▸ **Pflichtaufgaben**:
A. Übersetzen Sie diesen Satz aus dem Text über Ethik-Richtlinien ins Englische: „Dies hat das Bundesarbeitsgericht in einem Beschluss vom 22. Juli 2008 (1 ABR 40/07) festgestellt.“
B. Schreiben Sie die Fortsetzung des Textes über Ethik-Richtlinien, beginnend nach seinem letzten Satz.

▸ **Lesetext**:

Bei „Ethik-Richtlinien“ hat der Betriebsrat mitzubestimmen
Der Betriebsrat hat das Recht zur Mitbestimmung, wenn ein Arbeitgeber durch so genannte „Ethik-Richtlinien“ (code of conduct) das Verhalten seiner Mitarbeiterinnen und Mitarbeiter und die betriebliche Ordnung regeln will.
Dies hat das Bundesarbeitsgericht in einem Beschluss vom 22. Juli 2008 (1 ABR 40/07) festgestellt. Eine Ausnahme gilt auch dann nicht, wenn für börsennotierte Unternehmen ausländische Vorschriften eine konzernweite Einführung von Ethik-Richtlinien vorschreiben.

▸ **Extrahierte Einträge**:

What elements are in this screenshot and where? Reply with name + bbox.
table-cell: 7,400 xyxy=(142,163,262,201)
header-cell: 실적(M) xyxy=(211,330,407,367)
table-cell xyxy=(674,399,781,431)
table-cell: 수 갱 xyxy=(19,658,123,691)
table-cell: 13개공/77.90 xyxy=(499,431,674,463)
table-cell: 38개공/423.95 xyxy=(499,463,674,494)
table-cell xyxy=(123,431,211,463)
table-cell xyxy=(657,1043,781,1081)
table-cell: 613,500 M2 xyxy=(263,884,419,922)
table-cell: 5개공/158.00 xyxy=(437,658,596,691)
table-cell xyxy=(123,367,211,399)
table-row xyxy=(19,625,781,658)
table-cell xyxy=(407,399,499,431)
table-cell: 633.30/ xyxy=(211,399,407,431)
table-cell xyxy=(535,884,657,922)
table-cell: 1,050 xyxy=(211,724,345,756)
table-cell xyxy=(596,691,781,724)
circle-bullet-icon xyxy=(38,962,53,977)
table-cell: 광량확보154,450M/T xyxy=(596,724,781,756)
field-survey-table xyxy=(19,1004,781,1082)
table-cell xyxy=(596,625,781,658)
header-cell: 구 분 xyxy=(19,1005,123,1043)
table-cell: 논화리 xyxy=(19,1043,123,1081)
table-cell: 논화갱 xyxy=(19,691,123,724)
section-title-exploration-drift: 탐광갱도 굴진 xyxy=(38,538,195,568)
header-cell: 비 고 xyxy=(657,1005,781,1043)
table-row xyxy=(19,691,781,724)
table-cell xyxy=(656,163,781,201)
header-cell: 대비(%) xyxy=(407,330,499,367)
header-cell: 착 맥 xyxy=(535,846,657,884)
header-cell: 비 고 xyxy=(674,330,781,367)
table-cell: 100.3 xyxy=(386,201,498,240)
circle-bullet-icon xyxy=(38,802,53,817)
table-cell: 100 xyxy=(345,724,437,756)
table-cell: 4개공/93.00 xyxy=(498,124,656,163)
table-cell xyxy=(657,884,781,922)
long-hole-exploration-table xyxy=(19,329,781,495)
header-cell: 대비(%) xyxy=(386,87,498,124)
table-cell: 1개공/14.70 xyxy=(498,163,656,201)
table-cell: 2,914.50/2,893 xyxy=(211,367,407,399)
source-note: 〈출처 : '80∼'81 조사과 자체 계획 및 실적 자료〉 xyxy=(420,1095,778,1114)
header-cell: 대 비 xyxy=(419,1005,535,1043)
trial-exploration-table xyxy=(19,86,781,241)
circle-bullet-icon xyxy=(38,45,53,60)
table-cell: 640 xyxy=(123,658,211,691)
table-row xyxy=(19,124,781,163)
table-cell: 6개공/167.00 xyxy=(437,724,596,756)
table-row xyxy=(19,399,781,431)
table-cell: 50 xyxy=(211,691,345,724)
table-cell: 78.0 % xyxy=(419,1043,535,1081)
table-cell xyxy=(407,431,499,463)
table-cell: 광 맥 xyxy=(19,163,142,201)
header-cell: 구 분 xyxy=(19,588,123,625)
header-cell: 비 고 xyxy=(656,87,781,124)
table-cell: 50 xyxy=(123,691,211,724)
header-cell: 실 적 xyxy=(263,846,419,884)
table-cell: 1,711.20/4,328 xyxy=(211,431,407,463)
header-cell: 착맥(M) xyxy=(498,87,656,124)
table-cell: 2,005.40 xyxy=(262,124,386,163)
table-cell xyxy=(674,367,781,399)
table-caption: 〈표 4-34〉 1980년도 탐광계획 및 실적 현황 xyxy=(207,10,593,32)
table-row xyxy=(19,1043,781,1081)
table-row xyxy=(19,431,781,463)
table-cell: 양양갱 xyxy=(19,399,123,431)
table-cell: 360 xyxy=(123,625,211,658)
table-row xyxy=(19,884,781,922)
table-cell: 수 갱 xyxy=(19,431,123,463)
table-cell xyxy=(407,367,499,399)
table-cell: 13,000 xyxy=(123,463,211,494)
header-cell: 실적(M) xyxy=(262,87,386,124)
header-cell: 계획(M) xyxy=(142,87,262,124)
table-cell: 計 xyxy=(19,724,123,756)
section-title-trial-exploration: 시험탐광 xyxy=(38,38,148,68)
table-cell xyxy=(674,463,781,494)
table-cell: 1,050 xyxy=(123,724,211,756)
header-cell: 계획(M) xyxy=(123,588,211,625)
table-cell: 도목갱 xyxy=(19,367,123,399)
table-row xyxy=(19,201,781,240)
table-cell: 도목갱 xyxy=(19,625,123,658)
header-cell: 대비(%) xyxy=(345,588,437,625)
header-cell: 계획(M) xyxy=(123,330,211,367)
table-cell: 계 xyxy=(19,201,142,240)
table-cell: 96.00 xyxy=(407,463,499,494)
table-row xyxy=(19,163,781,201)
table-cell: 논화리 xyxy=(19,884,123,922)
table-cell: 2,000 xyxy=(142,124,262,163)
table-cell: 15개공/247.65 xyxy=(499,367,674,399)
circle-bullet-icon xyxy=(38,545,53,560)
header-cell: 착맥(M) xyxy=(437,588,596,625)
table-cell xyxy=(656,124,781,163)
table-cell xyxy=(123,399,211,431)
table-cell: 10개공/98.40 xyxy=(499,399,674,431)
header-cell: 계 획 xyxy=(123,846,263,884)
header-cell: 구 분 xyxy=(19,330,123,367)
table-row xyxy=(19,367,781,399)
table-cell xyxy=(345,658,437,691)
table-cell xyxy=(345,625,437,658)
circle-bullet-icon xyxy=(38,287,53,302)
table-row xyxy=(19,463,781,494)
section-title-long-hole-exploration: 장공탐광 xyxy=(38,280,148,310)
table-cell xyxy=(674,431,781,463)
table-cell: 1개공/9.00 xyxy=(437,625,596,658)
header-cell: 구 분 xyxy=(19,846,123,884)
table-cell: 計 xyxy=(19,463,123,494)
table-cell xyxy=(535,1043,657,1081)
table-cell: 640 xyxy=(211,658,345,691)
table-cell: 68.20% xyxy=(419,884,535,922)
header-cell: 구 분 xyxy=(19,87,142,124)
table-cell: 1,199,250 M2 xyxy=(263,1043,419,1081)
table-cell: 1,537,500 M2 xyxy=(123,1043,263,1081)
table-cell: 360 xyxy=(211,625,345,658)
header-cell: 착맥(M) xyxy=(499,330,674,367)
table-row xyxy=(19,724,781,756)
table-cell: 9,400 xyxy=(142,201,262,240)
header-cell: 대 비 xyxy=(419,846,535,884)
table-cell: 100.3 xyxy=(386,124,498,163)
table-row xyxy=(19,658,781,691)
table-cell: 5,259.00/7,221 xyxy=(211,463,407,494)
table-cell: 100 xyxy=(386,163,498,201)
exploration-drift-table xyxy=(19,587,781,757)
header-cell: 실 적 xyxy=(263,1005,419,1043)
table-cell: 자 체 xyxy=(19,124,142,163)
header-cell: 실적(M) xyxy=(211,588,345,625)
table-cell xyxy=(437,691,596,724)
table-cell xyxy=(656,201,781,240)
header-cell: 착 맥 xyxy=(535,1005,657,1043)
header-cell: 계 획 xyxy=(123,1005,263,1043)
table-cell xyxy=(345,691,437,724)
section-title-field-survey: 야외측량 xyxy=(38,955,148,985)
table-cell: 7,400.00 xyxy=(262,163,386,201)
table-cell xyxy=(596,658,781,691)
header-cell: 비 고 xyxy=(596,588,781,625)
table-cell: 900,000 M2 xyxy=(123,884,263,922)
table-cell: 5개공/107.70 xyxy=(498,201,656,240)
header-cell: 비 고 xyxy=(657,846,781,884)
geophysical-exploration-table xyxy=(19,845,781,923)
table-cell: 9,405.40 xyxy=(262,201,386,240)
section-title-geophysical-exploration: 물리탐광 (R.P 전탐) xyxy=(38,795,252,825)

▸ **Lösungen**:
A. The Federal Labor Court established this in a decision of July 22, 2008 (1 ABR 40/07).

B.
Enthalten die Ethik-Richtlinien sowohl mitbestimmungspflichtige als auch mitbestimmungsfreie Teile, besteht ein Mitbestimmungsrecht nur hinsichtlich der mitbestimmungspflichtigen Regelungen. Gleichfalls kein Mitbestimmungsrecht gilt für solche Angelegenheiten, für die bereits eine abschließende gesetzliche Regelung vorhanden ist. Mitbestimmungspflichtig sind jedoch insbesondere solche Regelungen, mit denen die Mitarbeiter verpflichtet werden, Interessenkonflikte schriftlich dem Arbeitgeber mitzuteilen.